Work to complete - Search the material for the string "describing", then report how many lines hold it, with no other text.

(Lines of data)
____________________

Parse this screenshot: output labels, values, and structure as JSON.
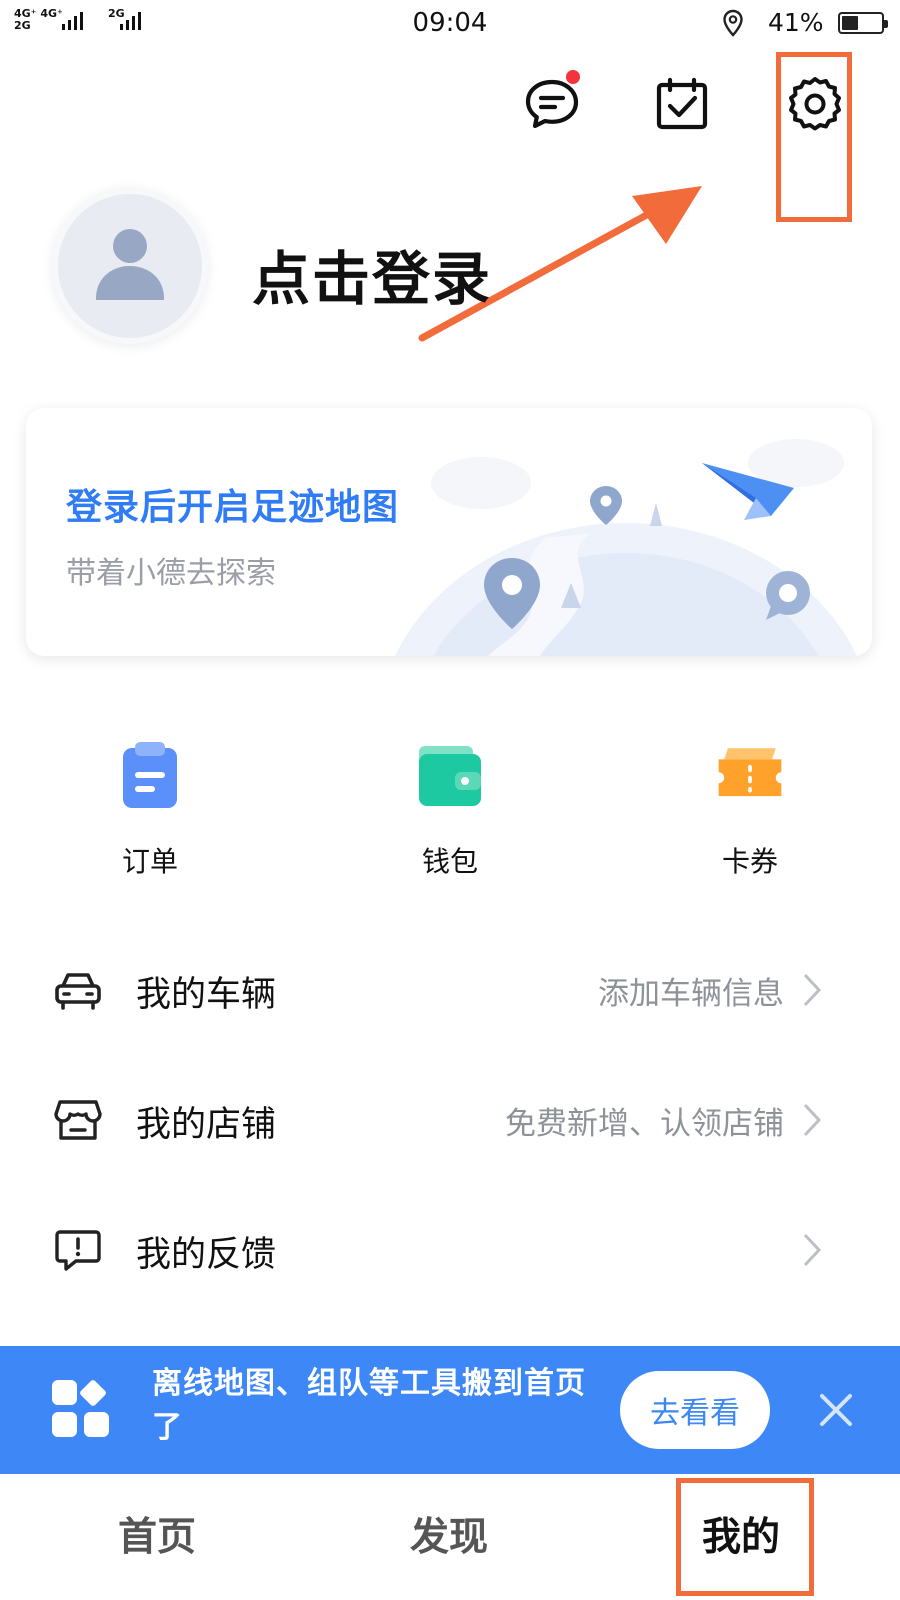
{
  "status_bar": {
    "signal_1": "4G⁺ 4G⁺\n2G",
    "signal_2": "2G",
    "time": "09:04",
    "battery_percent": "41%",
    "battery_level": 0.41
  },
  "header": {
    "message_has_badge": true,
    "icons": [
      "chat-bubble-icon",
      "calendar-check-icon",
      "gear-icon"
    ]
  },
  "profile": {
    "login_label": "点击登录"
  },
  "footprint_card": {
    "title": "登录后开启足迹地图",
    "subtitle": "带着小德去探索"
  },
  "quick_actions": [
    {
      "label": "订单",
      "icon": "clipboard-icon",
      "color": "#5b8ff9"
    },
    {
      "label": "钱包",
      "icon": "wallet-icon",
      "color": "#1cc9a0"
    },
    {
      "label": "卡券",
      "icon": "ticket-icon",
      "color": "#ffa22b"
    }
  ],
  "list": {
    "vehicle": {
      "label": "我的车辆",
      "value": "添加车辆信息"
    },
    "shop": {
      "label": "我的店铺",
      "value": "免费新增、认领店铺"
    },
    "feedback": {
      "label": "我的反馈",
      "value": ""
    }
  },
  "banner": {
    "text": "离线地图、组队等工具搬到首页了",
    "button": "去看看",
    "color": "#3d87f6"
  },
  "tabs": {
    "home": "首页",
    "discover": "发现",
    "mine": "我的"
  },
  "annotations": {
    "highlight_color": "#f26b3a"
  }
}
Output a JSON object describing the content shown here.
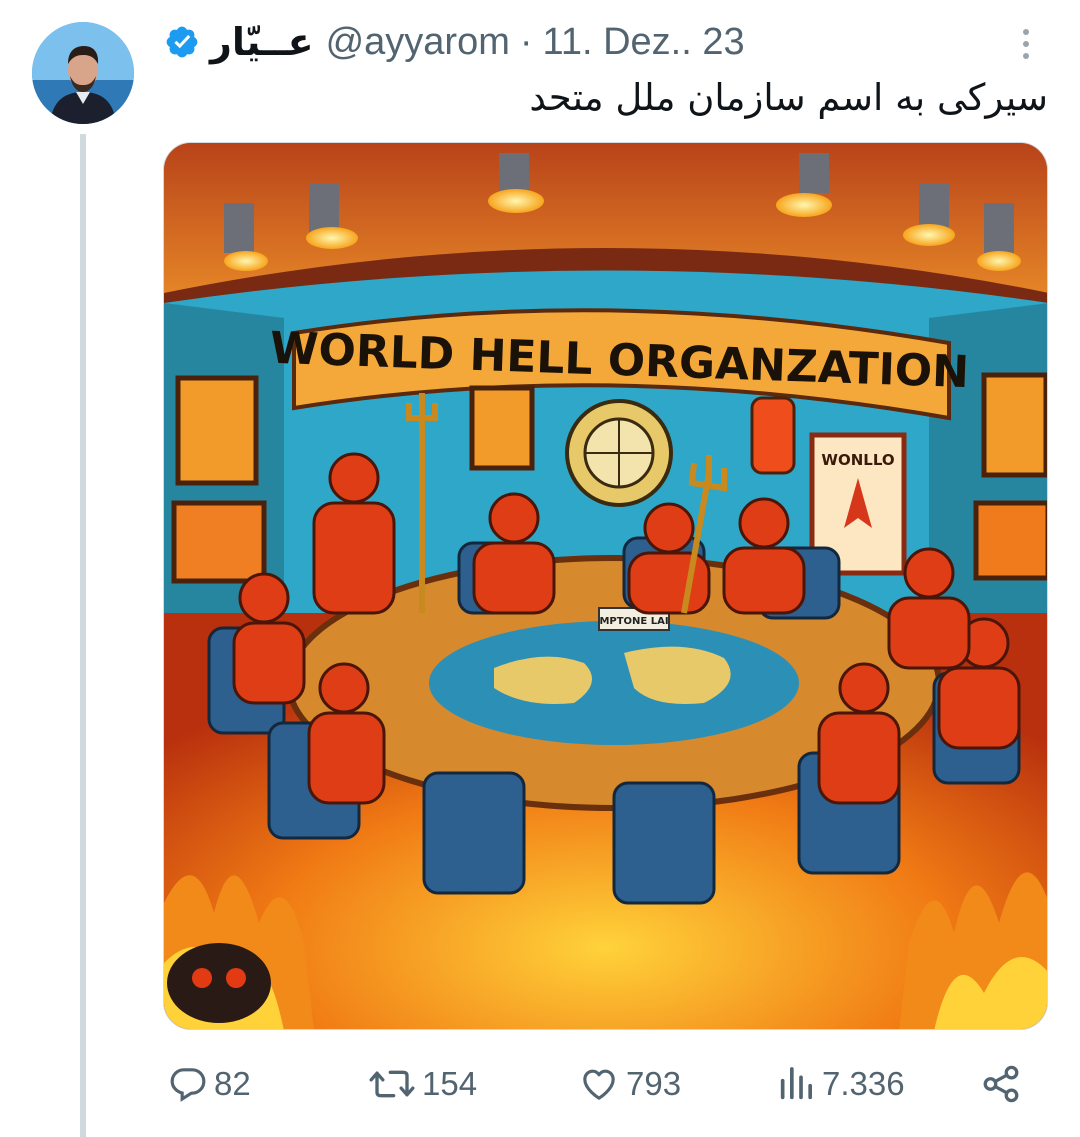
{
  "tweet": {
    "display_name": "عــیّار",
    "handle": "@ayyarom",
    "separator": "·",
    "date": "11. Dez.. 23",
    "text": "سیرکی به اسم سازمان ملل متحد",
    "verified": true
  },
  "image": {
    "banner_text": "WORLD HELL ORGANZATION",
    "poster_text": "WONLLO",
    "placard_text": "MPTONE LAI"
  },
  "actions": {
    "replies": "82",
    "reposts": "154",
    "likes": "793",
    "views": "7.336"
  },
  "colors": {
    "verified": "#1d9bf0",
    "muted": "#536471",
    "text": "#0f1419",
    "thread_line": "#cfd9de"
  },
  "icons": [
    "more-icon",
    "verified-icon",
    "reply-icon",
    "repost-icon",
    "like-icon",
    "views-icon",
    "share-icon"
  ]
}
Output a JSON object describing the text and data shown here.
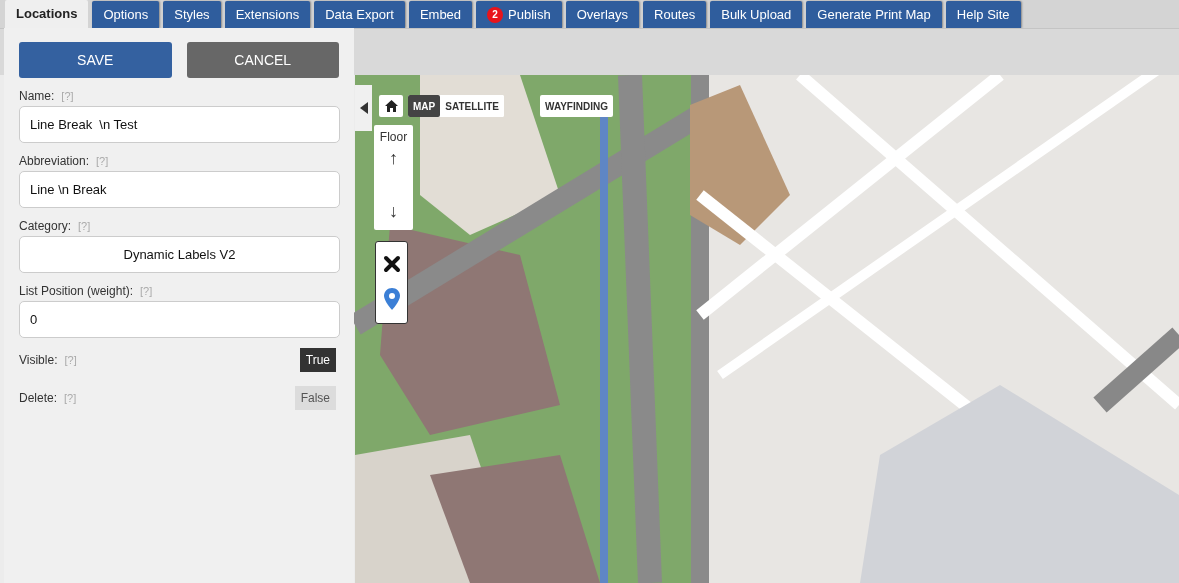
{
  "tabs": [
    {
      "label": "Locations",
      "selected": true
    },
    {
      "label": "Options",
      "selected": false
    },
    {
      "label": "Styles",
      "selected": false
    },
    {
      "label": "Extensions",
      "selected": false
    },
    {
      "label": "Data Export",
      "selected": false
    },
    {
      "label": "Embed",
      "selected": false
    },
    {
      "label": "Publish",
      "selected": false,
      "badge": "2"
    },
    {
      "label": "Overlays",
      "selected": false
    },
    {
      "label": "Routes",
      "selected": false
    },
    {
      "label": "Bulk Upload",
      "selected": false
    },
    {
      "label": "Generate Print Map",
      "selected": false
    },
    {
      "label": "Help Site",
      "selected": false
    }
  ],
  "panel": {
    "buttons": [
      {
        "label": "SAVE",
        "kind": "primary"
      },
      {
        "label": "CANCEL",
        "kind": "secondary"
      }
    ],
    "fields": [
      {
        "kind": "text",
        "label": "Name:",
        "help": "[?]",
        "value": "Line Break  \\n Test"
      },
      {
        "kind": "text",
        "label": "Abbreviation:",
        "help": "[?]",
        "value": "Line \\n Break"
      },
      {
        "kind": "select",
        "label": "Category:",
        "help": "[?]",
        "value": "Dynamic Labels V2"
      },
      {
        "kind": "text",
        "label": "List Position (weight):",
        "help": "[?]",
        "value": "0"
      },
      {
        "kind": "toggle",
        "label": "Visible:",
        "help": "[?]",
        "value": "True",
        "on": true
      },
      {
        "kind": "toggle",
        "label": "Delete:",
        "help": "[?]",
        "value": "False",
        "on": false
      }
    ]
  },
  "map": {
    "map_types": [
      {
        "label": "MAP",
        "selected": true
      },
      {
        "label": "SATELLITE",
        "selected": false
      }
    ],
    "wayfinding": "WAYFINDING",
    "floor": {
      "label": "Floor",
      "up": "↑",
      "down": "↓"
    }
  }
}
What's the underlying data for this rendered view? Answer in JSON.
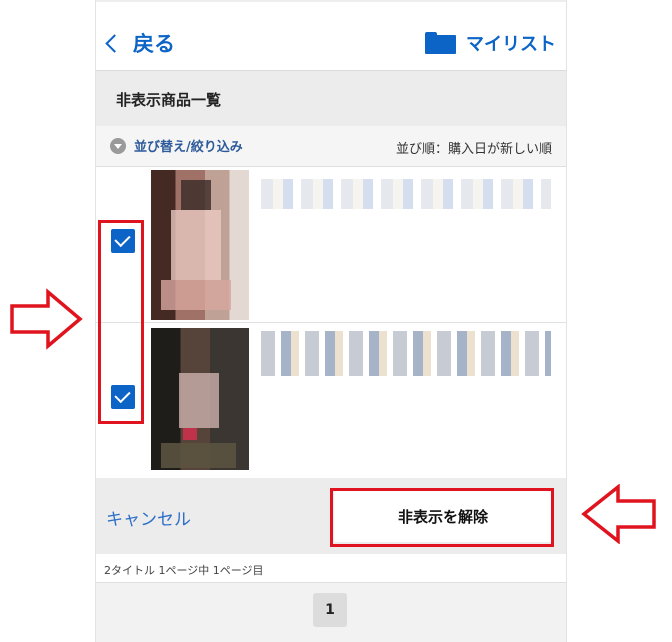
{
  "header": {
    "back_label": "戻る",
    "mylist_label": "マイリスト"
  },
  "section": {
    "title": "非表示商品一覧"
  },
  "sort": {
    "toggle_label": "並び替え/絞り込み",
    "order_label": "並び順：購入日が新しい順"
  },
  "items": [
    {
      "checked": true
    },
    {
      "checked": true
    }
  ],
  "actions": {
    "cancel_label": "キャンセル",
    "unhide_label": "非表示を解除"
  },
  "pagination": {
    "summary": "2タイトル 1ページ中 1ページ目",
    "current_page": "1"
  },
  "colors": {
    "accent": "#0c64c6",
    "annotation": "#e0141e"
  }
}
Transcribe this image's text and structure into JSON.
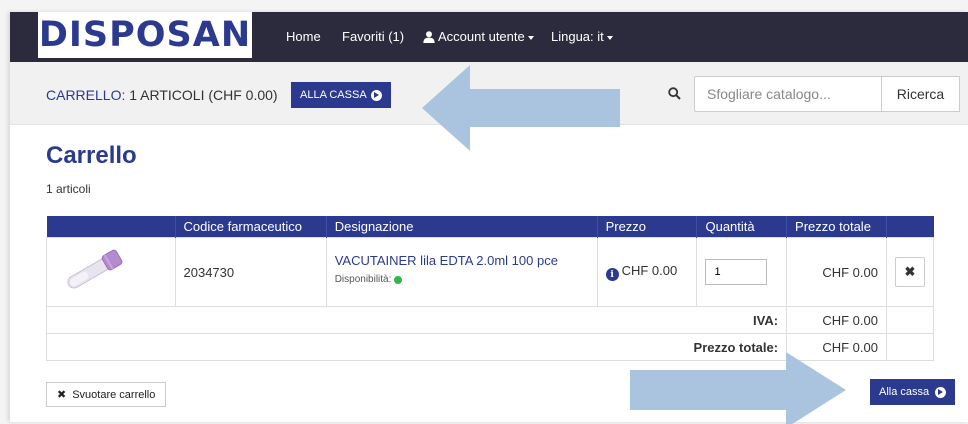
{
  "brand": {
    "logo_text": "DISPOSAN"
  },
  "nav": {
    "home": "Home",
    "favorites": "Favoriti (1)",
    "account": "Account utente",
    "language": "Lingua: it"
  },
  "cart_bar": {
    "label": "CARRELLO:",
    "summary": "1 ARTICOLI (CHF 0.00)",
    "checkout_label": "ALLA CASSA"
  },
  "search": {
    "placeholder": "Sfogliare catalogo...",
    "button_label": "Ricerca"
  },
  "main": {
    "title": "Carrello",
    "item_count": "1 articoli"
  },
  "table": {
    "headers": [
      "",
      "Codice farmaceutico",
      "Designazione",
      "Prezzo",
      "Quantità",
      "Prezzo totale",
      ""
    ],
    "rows": [
      {
        "code": "2034730",
        "designation": "VACUTAINER lila EDTA 2.0ml 100 pce",
        "availability_label": "Disponibilità:",
        "availability_status": "available",
        "price": "CHF 0.00",
        "quantity": "1",
        "total": "CHF 0.00",
        "remove_symbol": "✖"
      }
    ],
    "summary": [
      {
        "label": "IVA:",
        "value": "CHF 0.00"
      },
      {
        "label": "Prezzo totale:",
        "value": "CHF 0.00"
      }
    ]
  },
  "actions": {
    "empty_cart": "Svuotare carrello",
    "empty_symbol": "✖",
    "checkout": "Alla cassa"
  },
  "colors": {
    "navbar": "#2b2b3d",
    "accent": "#2b3a8f",
    "available": "#2fb84a",
    "arrow_overlay": "#aac4e0"
  }
}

____________________

Full answer - 2